- **Written problem A**: According to the memoir extract, at which airbase was Corporal Ray Mitchell working on B25 Mitchells fifty years before May 1995?
- **Written problem B**: Translate the following sentence from the memoir extract into French: "Called up in 1942, Ray had met my mother whilst working in the Air Ministry."

- **Page extract**:
------------

The following story was written by my father, Ray Mitchell, in 1995, for the newsletter of 139 Wing Association. 1995 was the 50th anniversary of VE Day, and also my parents 50th wedding anniversary. Called up in 1942, Ray had met my mother whilst working in the Air Ministry. He courted her throughout the rest of the war, until marriage in June 1945, a month after D-day. Final de-mob, and my arrival, came in 1946! 2005 will be their diamond-wedding anniversary. 139 Wing Association has now disbanded; living memory of WW2 will soon pass into history and be left to historians and others to argue about. It is important that those who were there tell their story.
Fraser Mitchell – eldest son.
———————————————–
“Its May 1995, and I am lying in bed, thinking of all the urgent tasks to be performed that day, such as pruning roses, and suddenly remembering where I was fifty years ago. Yes, its near VE Day, and I am suddenly Corporal Ray Mitchell – Radio Technician, working on those lean and hungry-looking B25 Mitchells at Achmer airbase, Germany.

------------

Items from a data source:
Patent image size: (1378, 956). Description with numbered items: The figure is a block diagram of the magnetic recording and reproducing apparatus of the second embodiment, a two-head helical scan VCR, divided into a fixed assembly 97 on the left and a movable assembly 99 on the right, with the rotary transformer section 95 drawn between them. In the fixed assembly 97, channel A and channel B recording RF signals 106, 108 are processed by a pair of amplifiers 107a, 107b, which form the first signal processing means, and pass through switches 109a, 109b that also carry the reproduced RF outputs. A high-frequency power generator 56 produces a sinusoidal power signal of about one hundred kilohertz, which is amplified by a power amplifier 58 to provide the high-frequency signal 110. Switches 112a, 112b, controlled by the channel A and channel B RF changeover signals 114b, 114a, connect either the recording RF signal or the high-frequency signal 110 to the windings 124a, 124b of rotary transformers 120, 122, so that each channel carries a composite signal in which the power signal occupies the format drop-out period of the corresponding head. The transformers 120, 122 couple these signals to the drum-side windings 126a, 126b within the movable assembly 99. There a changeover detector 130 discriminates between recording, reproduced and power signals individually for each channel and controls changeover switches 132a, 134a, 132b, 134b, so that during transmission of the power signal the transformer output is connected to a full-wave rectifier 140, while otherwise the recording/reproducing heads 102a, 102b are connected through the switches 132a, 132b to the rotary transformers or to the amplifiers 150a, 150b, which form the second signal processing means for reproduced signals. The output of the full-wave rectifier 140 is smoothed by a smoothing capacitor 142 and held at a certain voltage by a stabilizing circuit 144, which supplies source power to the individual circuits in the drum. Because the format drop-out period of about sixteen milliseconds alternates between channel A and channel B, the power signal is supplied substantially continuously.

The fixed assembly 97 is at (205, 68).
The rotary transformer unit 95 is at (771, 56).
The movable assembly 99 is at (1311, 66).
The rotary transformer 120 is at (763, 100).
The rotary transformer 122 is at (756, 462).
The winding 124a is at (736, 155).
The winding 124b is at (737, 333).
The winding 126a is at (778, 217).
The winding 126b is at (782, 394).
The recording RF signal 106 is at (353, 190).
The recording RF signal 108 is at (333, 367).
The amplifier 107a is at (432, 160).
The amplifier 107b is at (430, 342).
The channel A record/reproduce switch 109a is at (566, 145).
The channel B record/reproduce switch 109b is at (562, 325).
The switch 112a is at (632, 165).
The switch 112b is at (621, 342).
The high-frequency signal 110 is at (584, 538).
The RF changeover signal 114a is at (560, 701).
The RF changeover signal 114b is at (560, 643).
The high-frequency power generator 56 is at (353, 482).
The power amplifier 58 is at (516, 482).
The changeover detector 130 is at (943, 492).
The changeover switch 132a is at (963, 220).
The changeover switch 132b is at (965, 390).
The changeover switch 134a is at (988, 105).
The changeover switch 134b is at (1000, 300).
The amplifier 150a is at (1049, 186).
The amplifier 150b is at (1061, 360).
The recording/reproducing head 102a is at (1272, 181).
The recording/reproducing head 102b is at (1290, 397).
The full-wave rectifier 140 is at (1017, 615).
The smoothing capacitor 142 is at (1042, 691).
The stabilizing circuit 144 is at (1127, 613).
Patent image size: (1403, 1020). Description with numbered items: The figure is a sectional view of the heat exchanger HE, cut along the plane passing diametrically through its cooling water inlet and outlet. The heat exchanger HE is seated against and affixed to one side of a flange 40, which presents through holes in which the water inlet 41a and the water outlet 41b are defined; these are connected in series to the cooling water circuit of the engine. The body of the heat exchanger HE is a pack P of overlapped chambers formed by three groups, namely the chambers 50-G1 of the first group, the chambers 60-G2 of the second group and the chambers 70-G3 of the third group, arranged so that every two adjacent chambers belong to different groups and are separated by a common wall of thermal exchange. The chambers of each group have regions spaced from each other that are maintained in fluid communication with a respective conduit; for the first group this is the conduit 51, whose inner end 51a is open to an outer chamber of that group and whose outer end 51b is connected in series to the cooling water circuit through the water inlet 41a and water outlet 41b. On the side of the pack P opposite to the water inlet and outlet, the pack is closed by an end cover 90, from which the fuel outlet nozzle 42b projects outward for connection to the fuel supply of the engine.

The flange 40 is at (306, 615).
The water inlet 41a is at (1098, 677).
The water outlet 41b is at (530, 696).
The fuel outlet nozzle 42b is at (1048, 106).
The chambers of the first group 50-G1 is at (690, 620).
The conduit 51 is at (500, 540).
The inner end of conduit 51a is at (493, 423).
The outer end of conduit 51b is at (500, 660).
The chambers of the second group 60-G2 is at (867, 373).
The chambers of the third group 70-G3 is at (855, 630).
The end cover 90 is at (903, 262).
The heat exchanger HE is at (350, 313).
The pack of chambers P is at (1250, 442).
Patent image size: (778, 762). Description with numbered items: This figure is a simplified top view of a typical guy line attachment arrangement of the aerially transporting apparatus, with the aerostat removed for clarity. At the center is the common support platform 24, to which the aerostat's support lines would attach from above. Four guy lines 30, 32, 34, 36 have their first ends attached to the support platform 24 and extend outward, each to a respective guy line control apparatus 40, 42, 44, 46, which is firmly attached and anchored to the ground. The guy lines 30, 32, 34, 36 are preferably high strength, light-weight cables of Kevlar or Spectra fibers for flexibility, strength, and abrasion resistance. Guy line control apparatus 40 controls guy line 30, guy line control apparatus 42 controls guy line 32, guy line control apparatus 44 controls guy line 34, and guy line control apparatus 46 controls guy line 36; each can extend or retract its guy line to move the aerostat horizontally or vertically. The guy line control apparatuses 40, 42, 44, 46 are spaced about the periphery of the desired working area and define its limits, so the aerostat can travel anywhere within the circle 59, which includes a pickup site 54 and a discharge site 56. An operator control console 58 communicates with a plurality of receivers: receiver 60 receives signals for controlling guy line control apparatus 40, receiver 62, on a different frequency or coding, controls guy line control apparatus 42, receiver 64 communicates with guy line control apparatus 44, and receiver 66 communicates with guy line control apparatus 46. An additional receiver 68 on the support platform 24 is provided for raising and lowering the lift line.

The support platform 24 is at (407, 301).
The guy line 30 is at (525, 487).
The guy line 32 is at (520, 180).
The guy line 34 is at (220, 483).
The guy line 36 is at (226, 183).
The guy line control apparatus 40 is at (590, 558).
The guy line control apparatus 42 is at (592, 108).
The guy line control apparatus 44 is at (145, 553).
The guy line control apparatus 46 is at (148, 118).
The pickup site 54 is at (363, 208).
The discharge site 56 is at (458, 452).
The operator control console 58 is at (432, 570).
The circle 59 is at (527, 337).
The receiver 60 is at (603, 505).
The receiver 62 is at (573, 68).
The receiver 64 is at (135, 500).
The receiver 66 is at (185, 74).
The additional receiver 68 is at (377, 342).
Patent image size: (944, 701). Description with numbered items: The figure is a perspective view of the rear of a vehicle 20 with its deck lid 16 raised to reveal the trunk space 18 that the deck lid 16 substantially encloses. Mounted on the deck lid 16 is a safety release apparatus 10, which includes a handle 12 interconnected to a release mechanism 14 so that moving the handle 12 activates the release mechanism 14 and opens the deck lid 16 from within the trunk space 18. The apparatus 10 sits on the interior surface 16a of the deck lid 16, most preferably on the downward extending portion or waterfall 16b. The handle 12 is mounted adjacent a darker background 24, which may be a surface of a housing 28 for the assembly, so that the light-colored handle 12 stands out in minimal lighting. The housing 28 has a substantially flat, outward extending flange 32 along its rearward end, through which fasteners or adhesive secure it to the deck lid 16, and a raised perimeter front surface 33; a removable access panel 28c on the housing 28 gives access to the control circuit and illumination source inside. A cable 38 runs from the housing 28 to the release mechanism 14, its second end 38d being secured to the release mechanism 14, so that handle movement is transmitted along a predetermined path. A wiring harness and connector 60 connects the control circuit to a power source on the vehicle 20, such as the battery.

------------

- **Reply A**: Achmer airbase, Germany.

- **Reply B**: Appelé sous les drapeaux en 1942, Ray avait rencontré ma mère alors qu'il travaillait au ministère de l'Air.